__Goal__
Reproduce all entries verbatim, with nothing added or dropped.

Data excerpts
+ + + + +

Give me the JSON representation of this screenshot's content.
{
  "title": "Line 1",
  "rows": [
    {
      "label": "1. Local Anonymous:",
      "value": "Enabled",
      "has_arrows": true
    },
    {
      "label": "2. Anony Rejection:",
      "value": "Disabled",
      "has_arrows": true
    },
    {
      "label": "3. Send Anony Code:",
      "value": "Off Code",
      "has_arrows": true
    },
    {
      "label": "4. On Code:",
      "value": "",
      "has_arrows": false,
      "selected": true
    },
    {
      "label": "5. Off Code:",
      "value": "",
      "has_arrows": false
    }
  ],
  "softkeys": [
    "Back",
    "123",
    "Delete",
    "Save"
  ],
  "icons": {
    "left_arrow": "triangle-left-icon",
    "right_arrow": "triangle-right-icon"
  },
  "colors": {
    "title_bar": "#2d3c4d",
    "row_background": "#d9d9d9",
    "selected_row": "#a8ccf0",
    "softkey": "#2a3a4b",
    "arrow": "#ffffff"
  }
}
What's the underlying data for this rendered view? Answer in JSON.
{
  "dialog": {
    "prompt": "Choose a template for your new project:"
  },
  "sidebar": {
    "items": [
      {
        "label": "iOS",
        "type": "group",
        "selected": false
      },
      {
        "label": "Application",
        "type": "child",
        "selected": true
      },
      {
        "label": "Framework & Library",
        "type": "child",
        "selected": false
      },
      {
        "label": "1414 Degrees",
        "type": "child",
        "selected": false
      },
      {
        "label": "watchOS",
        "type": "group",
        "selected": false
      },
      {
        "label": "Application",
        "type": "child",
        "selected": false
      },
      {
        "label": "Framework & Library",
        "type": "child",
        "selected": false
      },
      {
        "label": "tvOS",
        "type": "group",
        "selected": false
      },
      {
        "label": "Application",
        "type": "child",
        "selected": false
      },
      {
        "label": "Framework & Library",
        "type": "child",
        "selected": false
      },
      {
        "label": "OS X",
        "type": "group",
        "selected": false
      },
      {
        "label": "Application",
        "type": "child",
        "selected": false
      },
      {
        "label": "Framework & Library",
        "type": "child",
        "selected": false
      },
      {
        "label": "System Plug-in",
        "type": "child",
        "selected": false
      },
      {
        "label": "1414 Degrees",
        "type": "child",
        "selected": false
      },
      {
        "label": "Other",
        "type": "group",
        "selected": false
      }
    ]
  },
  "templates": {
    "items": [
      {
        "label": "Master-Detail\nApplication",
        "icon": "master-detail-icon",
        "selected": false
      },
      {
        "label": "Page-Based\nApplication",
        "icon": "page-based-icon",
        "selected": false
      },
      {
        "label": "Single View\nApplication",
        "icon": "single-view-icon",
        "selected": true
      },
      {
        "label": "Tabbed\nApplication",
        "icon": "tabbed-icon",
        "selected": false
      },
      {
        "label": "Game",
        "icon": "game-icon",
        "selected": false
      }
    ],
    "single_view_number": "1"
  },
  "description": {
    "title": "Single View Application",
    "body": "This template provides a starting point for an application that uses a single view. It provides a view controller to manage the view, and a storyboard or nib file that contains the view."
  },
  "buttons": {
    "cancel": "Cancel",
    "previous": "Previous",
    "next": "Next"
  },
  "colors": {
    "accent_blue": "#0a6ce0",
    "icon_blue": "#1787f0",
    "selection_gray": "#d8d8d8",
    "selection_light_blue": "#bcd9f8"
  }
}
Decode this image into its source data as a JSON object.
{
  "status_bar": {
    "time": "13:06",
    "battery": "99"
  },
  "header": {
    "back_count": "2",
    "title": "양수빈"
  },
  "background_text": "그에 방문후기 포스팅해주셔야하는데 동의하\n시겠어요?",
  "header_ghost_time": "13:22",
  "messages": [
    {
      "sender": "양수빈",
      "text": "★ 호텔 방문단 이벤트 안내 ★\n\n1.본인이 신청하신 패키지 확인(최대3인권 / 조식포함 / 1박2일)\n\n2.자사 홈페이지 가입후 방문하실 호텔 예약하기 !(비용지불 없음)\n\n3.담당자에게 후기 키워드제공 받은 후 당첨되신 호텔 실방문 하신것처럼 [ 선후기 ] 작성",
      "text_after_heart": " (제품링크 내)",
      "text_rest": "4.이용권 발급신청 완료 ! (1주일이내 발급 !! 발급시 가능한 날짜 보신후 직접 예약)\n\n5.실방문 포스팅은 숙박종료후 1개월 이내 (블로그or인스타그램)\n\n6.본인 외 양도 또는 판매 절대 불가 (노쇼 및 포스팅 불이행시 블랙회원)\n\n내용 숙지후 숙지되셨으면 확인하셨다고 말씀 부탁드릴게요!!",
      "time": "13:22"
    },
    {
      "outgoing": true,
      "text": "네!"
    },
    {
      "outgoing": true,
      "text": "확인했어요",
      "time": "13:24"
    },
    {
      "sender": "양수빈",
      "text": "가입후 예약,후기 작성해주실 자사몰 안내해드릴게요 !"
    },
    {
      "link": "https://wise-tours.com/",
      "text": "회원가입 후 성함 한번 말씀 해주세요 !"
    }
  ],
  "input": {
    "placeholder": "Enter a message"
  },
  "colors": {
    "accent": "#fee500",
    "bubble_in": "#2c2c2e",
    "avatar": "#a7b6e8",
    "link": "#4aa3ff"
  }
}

+ + + + +

__Solution for this task__
Give me the JSON representation of this screenshot's content.
{
  "title": "Line 1",
  "rows": [
    {
      "label": "1. Local Anonymous:",
      "value": "Enabled",
      "has_arrows": true
    },
    {
      "label": "2. Anony Rejection:",
      "value": "Disabled",
      "has_arrows": true
    },
    {
      "label": "3. Send Anony Code:",
      "value": "Off Code",
      "has_arrows": true
    },
    {
      "label": "4. On Code:",
      "value": "",
      "has_arrows": false,
      "selected": true
    },
    {
      "label": "5. Off Code:",
      "value": "",
      "has_arrows": false
    }
  ],
  "softkeys": [
    "Back",
    "123",
    "Delete",
    "Save"
  ],
  "icons": {
    "left_arrow": "triangle-left-icon",
    "right_arrow": "triangle-right-icon"
  },
  "colors": {
    "title_bar": "#2d3c4d",
    "row_background": "#d9d9d9",
    "selected_row": "#a8ccf0",
    "softkey": "#2a3a4b",
    "arrow": "#ffffff"
  }
}
What's the underlying data for this rendered view? Answer in JSON.
{
  "dialog": {
    "prompt": "Choose a template for your new project:"
  },
  "sidebar": {
    "items": [
      {
        "label": "iOS",
        "type": "group",
        "selected": false
      },
      {
        "label": "Application",
        "type": "child",
        "selected": true
      },
      {
        "label": "Framework & Library",
        "type": "child",
        "selected": false
      },
      {
        "label": "1414 Degrees",
        "type": "child",
        "selected": false
      },
      {
        "label": "watchOS",
        "type": "group",
        "selected": false
      },
      {
        "label": "Application",
        "type": "child",
        "selected": false
      },
      {
        "label": "Framework & Library",
        "type": "child",
        "selected": false
      },
      {
        "label": "tvOS",
        "type": "group",
        "selected": false
      },
      {
        "label": "Application",
        "type": "child",
        "selected": false
      },
      {
        "label": "Framework & Library",
        "type": "child",
        "selected": false
      },
      {
        "label": "OS X",
        "type": "group",
        "selected": false
      },
      {
        "label": "Application",
        "type": "child",
        "selected": false
      },
      {
        "label": "Framework & Library",
        "type": "child",
        "selected": false
      },
      {
        "label": "System Plug-in",
        "type": "child",
        "selected": false
      },
      {
        "label": "1414 Degrees",
        "type": "child",
        "selected": false
      },
      {
        "label": "Other",
        "type": "group",
        "selected": false
      }
    ]
  },
  "templates": {
    "items": [
      {
        "label": "Master-Detail\nApplication",
        "icon": "master-detail-icon",
        "selected": false
      },
      {
        "label": "Page-Based\nApplication",
        "icon": "page-based-icon",
        "selected": false
      },
      {
        "label": "Single View\nApplication",
        "icon": "single-view-icon",
        "selected": true
      },
      {
        "label": "Tabbed\nApplication",
        "icon": "tabbed-icon",
        "selected": false
      },
      {
        "label": "Game",
        "icon": "game-icon",
        "selected": false
      }
    ],
    "single_view_number": "1"
  },
  "description": {
    "title": "Single View Application",
    "body": "This template provides a starting point for an application that uses a single view. It provides a view controller to manage the view, and a storyboard or nib file that contains the view."
  },
  "buttons": {
    "cancel": "Cancel",
    "previous": "Previous",
    "next": "Next"
  },
  "colors": {
    "accent_blue": "#0a6ce0",
    "icon_blue": "#1787f0",
    "selection_gray": "#d8d8d8",
    "selection_light_blue": "#bcd9f8"
  }
}
Decode this image into its source data as a JSON object.
{
  "status_bar": {
    "time": "13:06",
    "battery": "99"
  },
  "header": {
    "back_count": "2",
    "title": "양수빈"
  },
  "background_text": "그에 방문후기 포스팅해주셔야하는데 동의하\n시겠어요?",
  "header_ghost_time": "13:22",
  "messages": [
    {
      "sender": "양수빈",
      "text": "★ 호텔 방문단 이벤트 안내 ★\n\n1.본인이 신청하신 패키지 확인(최대3인권 / 조식포함 / 1박2일)\n\n2.자사 홈페이지 가입후 방문하실 호텔 예약하기 !(비용지불 없음)\n\n3.담당자에게 후기 키워드제공 받은 후 당첨되신 호텔 실방문 하신것처럼 [ 선후기 ] 작성",
      "text_after_heart": " (제품링크 내)",
      "text_rest": "4.이용권 발급신청 완료 ! (1주일이내 발급 !! 발급시 가능한 날짜 보신후 직접 예약)\n\n5.실방문 포스팅은 숙박종료후 1개월 이내 (블로그or인스타그램)\n\n6.본인 외 양도 또는 판매 절대 불가 (노쇼 및 포스팅 불이행시 블랙회원)\n\n내용 숙지후 숙지되셨으면 확인하셨다고 말씀 부탁드릴게요!!",
      "time": "13:22"
    },
    {
      "outgoing": true,
      "text": "네!"
    },
    {
      "outgoing": true,
      "text": "확인했어요",
      "time": "13:24"
    },
    {
      "sender": "양수빈",
      "text": "가입후 예약,후기 작성해주실 자사몰 안내해드릴게요 !"
    },
    {
      "link": "https://wise-tours.com/",
      "text": "회원가입 후 성함 한번 말씀 해주세요 !"
    }
  ],
  "input": {
    "placeholder": "Enter a message"
  },
  "colors": {
    "accent": "#fee500",
    "bubble_in": "#2c2c2e",
    "avatar": "#a7b6e8",
    "link": "#4aa3ff"
  }
}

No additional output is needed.